(Records from a data source)
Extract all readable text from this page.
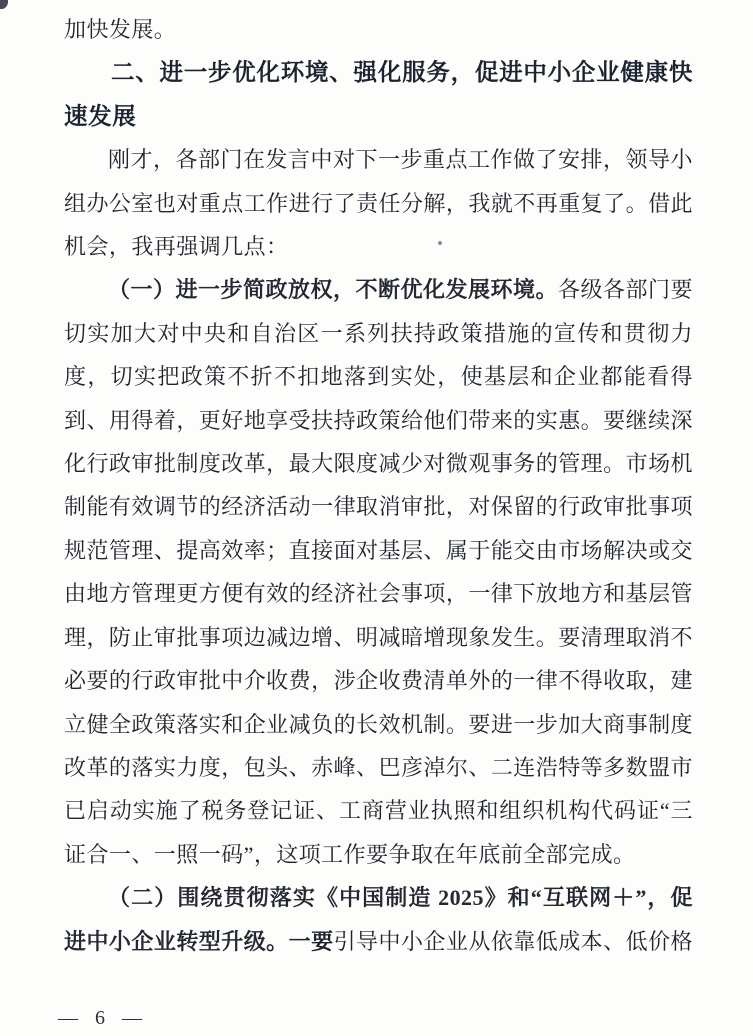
加快发展。

二、进一步优化环境、强化服务，促进中小企业健康快速发展

刚才，各部门在发言中对下一步重点工作做了安排，领导小组办公室也对重点工作进行了责任分解，我就不再重复了。借此机会，我再强调几点：

（一）进一步简政放权，不断优化发展环境。各级各部门要切实加大对中央和自治区一系列扶持政策措施的宣传和贯彻力度，切实把政策不折不扣地落到实处，使基层和企业都能看得到、用得着，更好地享受扶持政策给他们带来的实惠。要继续深化行政审批制度改革，最大限度减少对微观事务的管理。市场机制能有效调节的经济活动一律取消审批，对保留的行政审批事项规范管理、提高效率；直接面对基层、属于能交由市场解决或交由地方管理更方便有效的经济社会事项，一律下放地方和基层管理，防止审批事项边减边增、明减暗增现象发生。要清理取消不必要的行政审批中介收费，涉企收费清单外的一律不得收取，建立健全政策落实和企业减负的长效机制。要进一步加大商事制度改革的落实力度，包头、赤峰、巴彦淖尔、二连浩特等多数盟市已启动实施了税务登记证、工商营业执照和组织机构代码证“三证合一、一照一码”，这项工作要争取在年底前全部完成。

（二）围绕贯彻落实《中国制造 2025》和“互联网＋”，促进中小企业转型升级。一要引导中小企业从依靠低成本、低价格

— 6 —
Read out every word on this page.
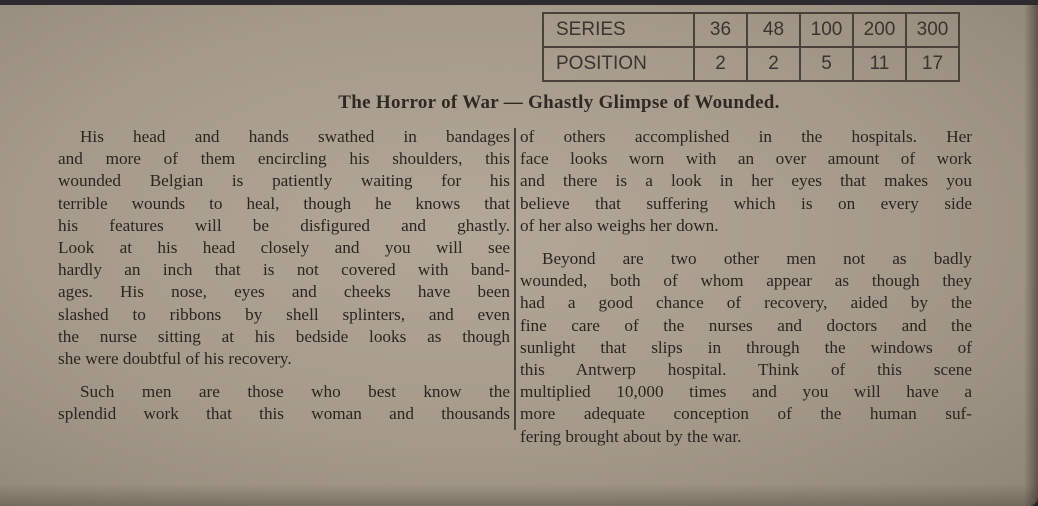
SERIES	36	48	100	200	300
POSITION	2	2	5	11	17
The Horror of War — Ghastly Glimpse of Wounded.
His head and hands swathed in bandages
and more of them encircling his shoulders, this
wounded Belgian is patiently waiting for his
terrible wounds to heal, though he knows that
his features will be disfigured and ghastly.
Look at his head closely and you will see
hardly an inch that is not covered with band-
ages. His nose, eyes and cheeks have been
slashed to ribbons by shell splinters, and even
the nurse sitting at his bedside looks as though
she were doubtful of his recovery.
Such men are those who best know the
splendid work that this woman and thousands
of others accomplished in the hospitals. Her
face looks worn with an over amount of work
and there is a look in her eyes that makes you
believe that suffering which is on every side
of her also weighs her down.
Beyond are two other men not as badly
wounded, both of whom appear as though they
had a good chance of recovery, aided by the
fine care of the nurses and doctors and the
sunlight that slips in through the windows of
this Antwerp hospital. Think of this scene
multiplied 10,000 times and you will have a
more adequate conception of the human suf-
fering brought about by the war.
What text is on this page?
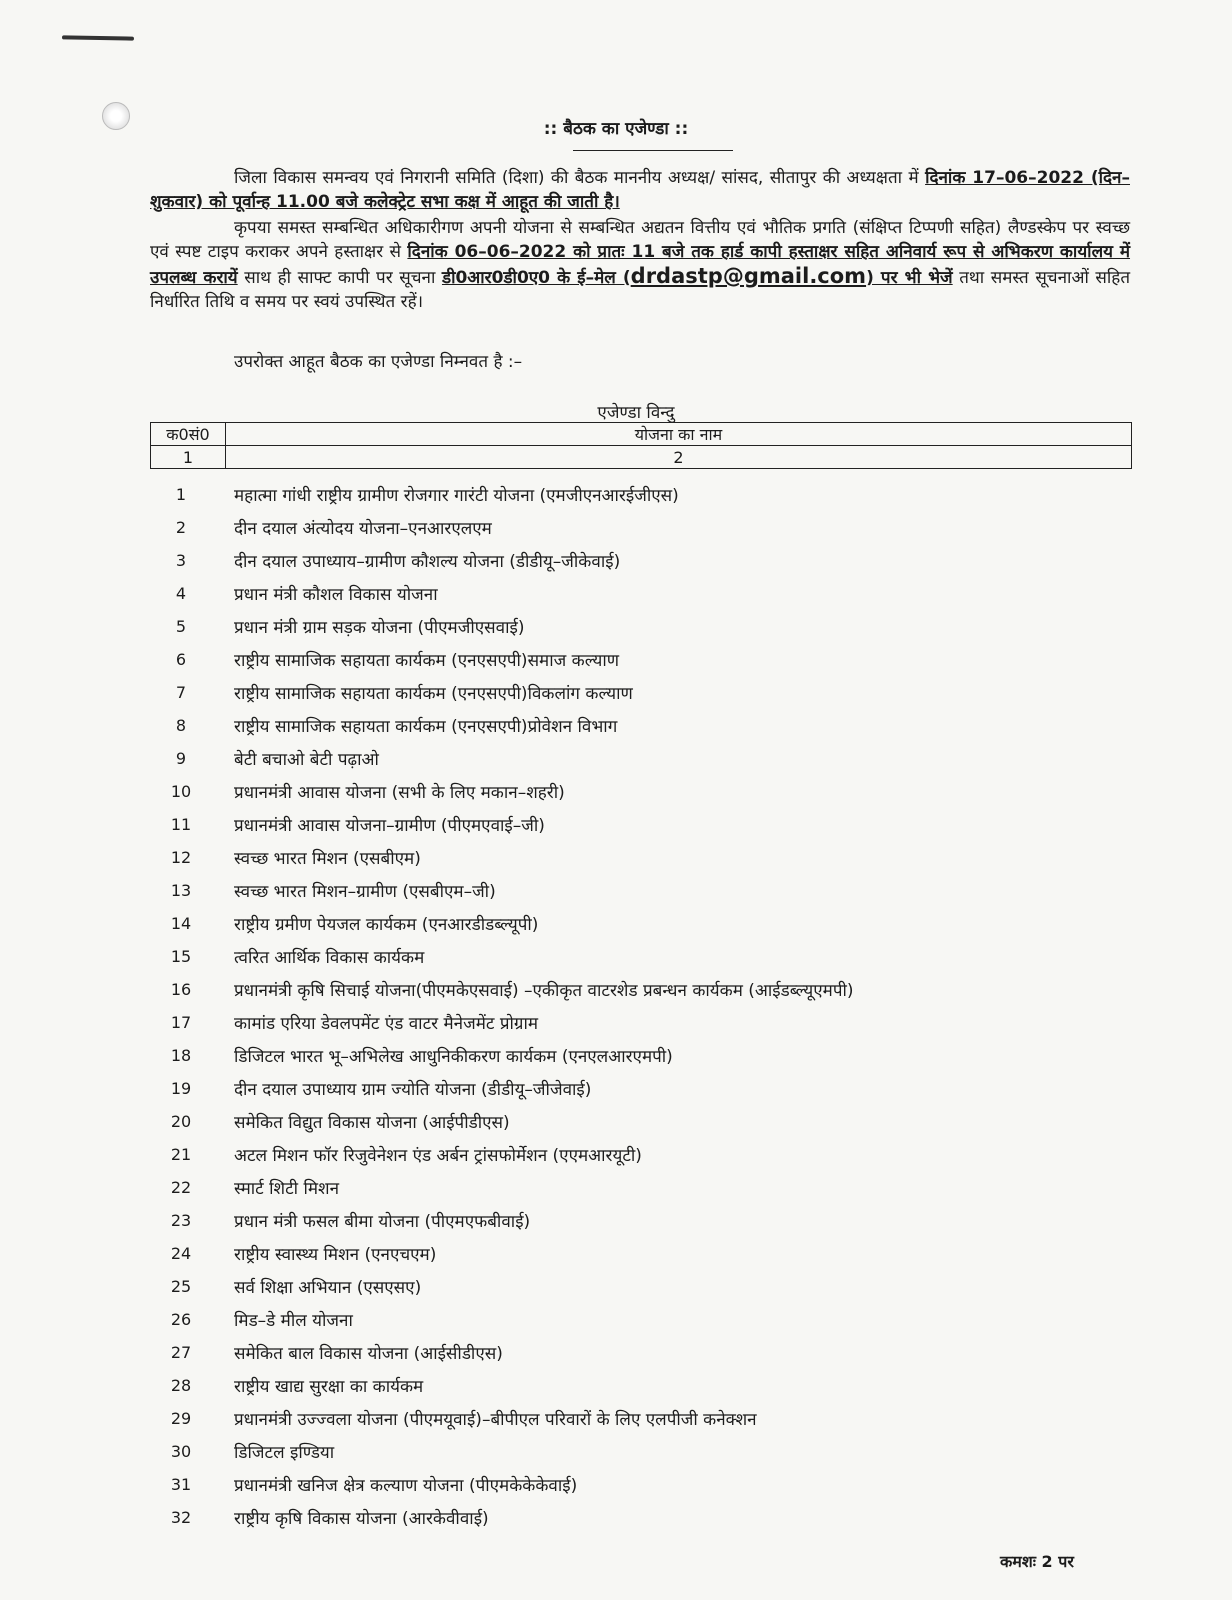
:: बैठक का एजेण्डा ::
जिला विकास समन्वय एवं निगरानी समिति (दिशा) की बैठक माननीय अध्यक्ष/ सांसद, सीतापुर की अध्यक्षता में दिनांक 17–06–2022 (दिन–शुकवार) को पूर्वान्ह 11.00 बजे कलेक्ट्रेट सभा कक्ष में आहूत की जाती है।
कृपया समस्त सम्बन्धित अधिकारीगण अपनी योजना से सम्बन्धित अद्यतन वित्तीय एवं भौतिक प्रगति (संक्षिप्त टिप्पणी सहित) लैण्डस्केप पर स्वच्छ एवं स्पष्ट टाइप कराकर अपने हस्ताक्षर से दिनांक 06–06–2022 को प्रातः 11 बजे तक हार्ड कापी हस्ताक्षर सहित अनिवार्य रूप से अभिकरण कार्यालय में उपलब्ध करायें साथ ही साफ्ट कापी पर सूचना डी0आर0डी0ए0 के ई–मेल (drdastp@gmail.com) पर भी भेजें तथा समस्त सूचनाओं सहित निर्धारित तिथि व समय पर स्वयं उपस्थित रहें।
उपरोक्त आहूत बैठक का एजेण्डा निम्नवत है :–
एजेण्डा विन्दु
क0सं0	योजना का नाम
1	2
1	महात्मा गांधी राष्ट्रीय ग्रामीण रोजगार गारंटी योजना (एमजीएनआरईजीएस)
2	दीन दयाल अंत्योदय योजना–एनआरएलएम
3	दीन दयाल उपाध्याय–ग्रामीण कौशल्य योजना (डीडीयू–जीकेवाई)
4	प्रधान मंत्री कौशल विकास योजना
5	प्रधान मंत्री ग्राम सड़क योजना (पीएमजीएसवाई)
6	राष्ट्रीय सामाजिक सहायता कार्यकम (एनएसएपी)समाज कल्याण
7	राष्ट्रीय सामाजिक सहायता कार्यकम (एनएसएपी)विकलांग कल्याण
8	राष्ट्रीय सामाजिक सहायता कार्यकम (एनएसएपी)प्रोवेशन विभाग
9	बेटी बचाओ बेटी पढ़ाओ
10	प्रधानमंत्री आवास योजना (सभी के लिए मकान–शहरी)
11	प्रधानमंत्री आवास योजना–ग्रामीण (पीएमएवाई–जी)
12	स्वच्छ भारत मिशन (एसबीएम)
13	स्वच्छ भारत मिशन–ग्रामीण (एसबीएम–जी)
14	राष्ट्रीय ग्रमीण पेयजल कार्यकम (एनआरडीडब्ल्यूपी)
15	त्वरित आर्थिक विकास कार्यकम
16	प्रधानमंत्री कृषि सिचाई योजना(पीएमकेएसवाई) –एकीकृत वाटरशेड प्रबन्धन कार्यकम (आईडब्ल्यूएमपी)
17	कामांड एरिया डेवलपमेंट एंड वाटर मैनेजमेंट प्रोग्राम
18	डिजिटल भारत भू–अभिलेख आधुनिकीकरण कार्यकम (एनएलआरएमपी)
19	दीन दयाल उपाध्याय ग्राम ज्योति योजना (डीडीयू–जीजेवाई)
20	समेकित विद्युत विकास योजना (आईपीडीएस)
21	अटल मिशन फॉर रिजुवेनेशन एंड अर्बन ट्रांसफोर्मेशन (एएमआरयूटी)
22	स्मार्ट शिटी मिशन
23	प्रधान मंत्री फसल बीमा योजना (पीएमएफबीवाई)
24	राष्ट्रीय स्वास्थ्य मिशन (एनएचएम)
25	सर्व शिक्षा अभियान (एसएसए)
26	मिड–डे मील योजना
27	समेकित बाल विकास योजना (आईसीडीएस)
28	राष्ट्रीय खाद्य सुरक्षा का कार्यकम
29	प्रधानमंत्री उज्ज्वला योजना (पीएमयूवाई)–बीपीएल परिवारों के लिए एलपीजी कनेक्शन
30	डिजिटल इण्डिया
31	प्रधानमंत्री खनिज क्षेत्र कल्याण योजना (पीएमकेकेकेवाई)
32	राष्ट्रीय कृषि विकास योजना (आरकेवीवाई)
कमशः 2 पर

## WRITTEN REQUEST
Leaving the pictures aside, transcribe the entire listing exactly.

## RESPONSE
Extract all readable text from this page.
加快发展。

二、进一步优化环境、强化服务，促进中小企业健康快速发展

刚才，各部门在发言中对下一步重点工作做了安排，领导小组办公室也对重点工作进行了责任分解，我就不再重复了。借此机会，我再强调几点：

（一）进一步简政放权，不断优化发展环境。各级各部门要切实加大对中央和自治区一系列扶持政策措施的宣传和贯彻力度，切实把政策不折不扣地落到实处，使基层和企业都能看得到、用得着，更好地享受扶持政策给他们带来的实惠。要继续深化行政审批制度改革，最大限度减少对微观事务的管理。市场机制能有效调节的经济活动一律取消审批，对保留的行政审批事项规范管理、提高效率；直接面对基层、属于能交由市场解决或交由地方管理更方便有效的经济社会事项，一律下放地方和基层管理，防止审批事项边减边增、明减暗增现象发生。要清理取消不必要的行政审批中介收费，涉企收费清单外的一律不得收取，建立健全政策落实和企业减负的长效机制。要进一步加大商事制度改革的落实力度，包头、赤峰、巴彦淖尔、二连浩特等多数盟市已启动实施了税务登记证、工商营业执照和组织机构代码证“三证合一、一照一码”，这项工作要争取在年底前全部完成。

（二）围绕贯彻落实《中国制造 2025》和“互联网＋”，促进中小企业转型升级。一要引导中小企业从依靠低成本、低价格

— 6 —
Read out every word on this page.
SERIES	36	48	100	200	300
POSITION	2	2	5	11	17
The Horror of War — Ghastly Glimpse of Wounded.
His head and hands swathed in bandages
and more of them encircling his shoulders, this
wounded Belgian is patiently waiting for his
terrible wounds to heal, though he knows that
his features will be disfigured and ghastly.
Look at his head closely and you will see
hardly an inch that is not covered with band-
ages. His nose, eyes and cheeks have been
slashed to ribbons by shell splinters, and even
the nurse sitting at his bedside looks as though
she were doubtful of his recovery.
Such men are those who best know the
splendid work that this woman and thousands
of others accomplished in the hospitals. Her
face looks worn with an over amount of work
and there is a look in her eyes that makes you
believe that suffering which is on every side
of her also weighs her down.
Beyond are two other men not as badly
wounded, both of whom appear as though they
had a good chance of recovery, aided by the
fine care of the nurses and doctors and the
sunlight that slips in through the windows of
this Antwerp hospital. Think of this scene
multiplied 10,000 times and you will have a
more adequate conception of the human suf-
fering brought about by the war.
What text is on this page?
:: बैठक का एजेण्डा ::
जिला विकास समन्वय एवं निगरानी समिति (दिशा) की बैठक माननीय अध्यक्ष/ सांसद, सीतापुर की अध्यक्षता में दिनांक 17–06–2022 (दिन–शुकवार) को पूर्वान्ह 11.00 बजे कलेक्ट्रेट सभा कक्ष में आहूत की जाती है।
कृपया समस्त सम्बन्धित अधिकारीगण अपनी योजना से सम्बन्धित अद्यतन वित्तीय एवं भौतिक प्रगति (संक्षिप्त टिप्पणी सहित) लैण्डस्केप पर स्वच्छ एवं स्पष्ट टाइप कराकर अपने हस्ताक्षर से दिनांक 06–06–2022 को प्रातः 11 बजे तक हार्ड कापी हस्ताक्षर सहित अनिवार्य रूप से अभिकरण कार्यालय में उपलब्ध करायें साथ ही साफ्ट कापी पर सूचना डी0आर0डी0ए0 के ई–मेल (drdastp@gmail.com) पर भी भेजें तथा समस्त सूचनाओं सहित निर्धारित तिथि व समय पर स्वयं उपस्थित रहें।
उपरोक्त आहूत बैठक का एजेण्डा निम्नवत है :–
एजेण्डा विन्दु
क0सं0	योजना का नाम
1	2
1	महात्मा गांधी राष्ट्रीय ग्रामीण रोजगार गारंटी योजना (एमजीएनआरईजीएस)
2	दीन दयाल अंत्योदय योजना–एनआरएलएम
3	दीन दयाल उपाध्याय–ग्रामीण कौशल्य योजना (डीडीयू–जीकेवाई)
4	प्रधान मंत्री कौशल विकास योजना
5	प्रधान मंत्री ग्राम सड़क योजना (पीएमजीएसवाई)
6	राष्ट्रीय सामाजिक सहायता कार्यकम (एनएसएपी)समाज कल्याण
7	राष्ट्रीय सामाजिक सहायता कार्यकम (एनएसएपी)विकलांग कल्याण
8	राष्ट्रीय सामाजिक सहायता कार्यकम (एनएसएपी)प्रोवेशन विभाग
9	बेटी बचाओ बेटी पढ़ाओ
10	प्रधानमंत्री आवास योजना (सभी के लिए मकान–शहरी)
11	प्रधानमंत्री आवास योजना–ग्रामीण (पीएमएवाई–जी)
12	स्वच्छ भारत मिशन (एसबीएम)
13	स्वच्छ भारत मिशन–ग्रामीण (एसबीएम–जी)
14	राष्ट्रीय ग्रमीण पेयजल कार्यकम (एनआरडीडब्ल्यूपी)
15	त्वरित आर्थिक विकास कार्यकम
16	प्रधानमंत्री कृषि सिचाई योजना(पीएमकेएसवाई) –एकीकृत वाटरशेड प्रबन्धन कार्यकम (आईडब्ल्यूएमपी)
17	कामांड एरिया डेवलपमेंट एंड वाटर मैनेजमेंट प्रोग्राम
18	डिजिटल भारत भू–अभिलेख आधुनिकीकरण कार्यकम (एनएलआरएमपी)
19	दीन दयाल उपाध्याय ग्राम ज्योति योजना (डीडीयू–जीजेवाई)
20	समेकित विद्युत विकास योजना (आईपीडीएस)
21	अटल मिशन फॉर रिजुवेनेशन एंड अर्बन ट्रांसफोर्मेशन (एएमआरयूटी)
22	स्मार्ट शिटी मिशन
23	प्रधान मंत्री फसल बीमा योजना (पीएमएफबीवाई)
24	राष्ट्रीय स्वास्थ्य मिशन (एनएचएम)
25	सर्व शिक्षा अभियान (एसएसए)
26	मिड–डे मील योजना
27	समेकित बाल विकास योजना (आईसीडीएस)
28	राष्ट्रीय खाद्य सुरक्षा का कार्यकम
29	प्रधानमंत्री उज्ज्वला योजना (पीएमयूवाई)–बीपीएल परिवारों के लिए एलपीजी कनेक्शन
30	डिजिटल इण्डिया
31	प्रधानमंत्री खनिज क्षेत्र कल्याण योजना (पीएमकेकेकेवाई)
32	राष्ट्रीय कृषि विकास योजना (आरकेवीवाई)
कमशः 2 पर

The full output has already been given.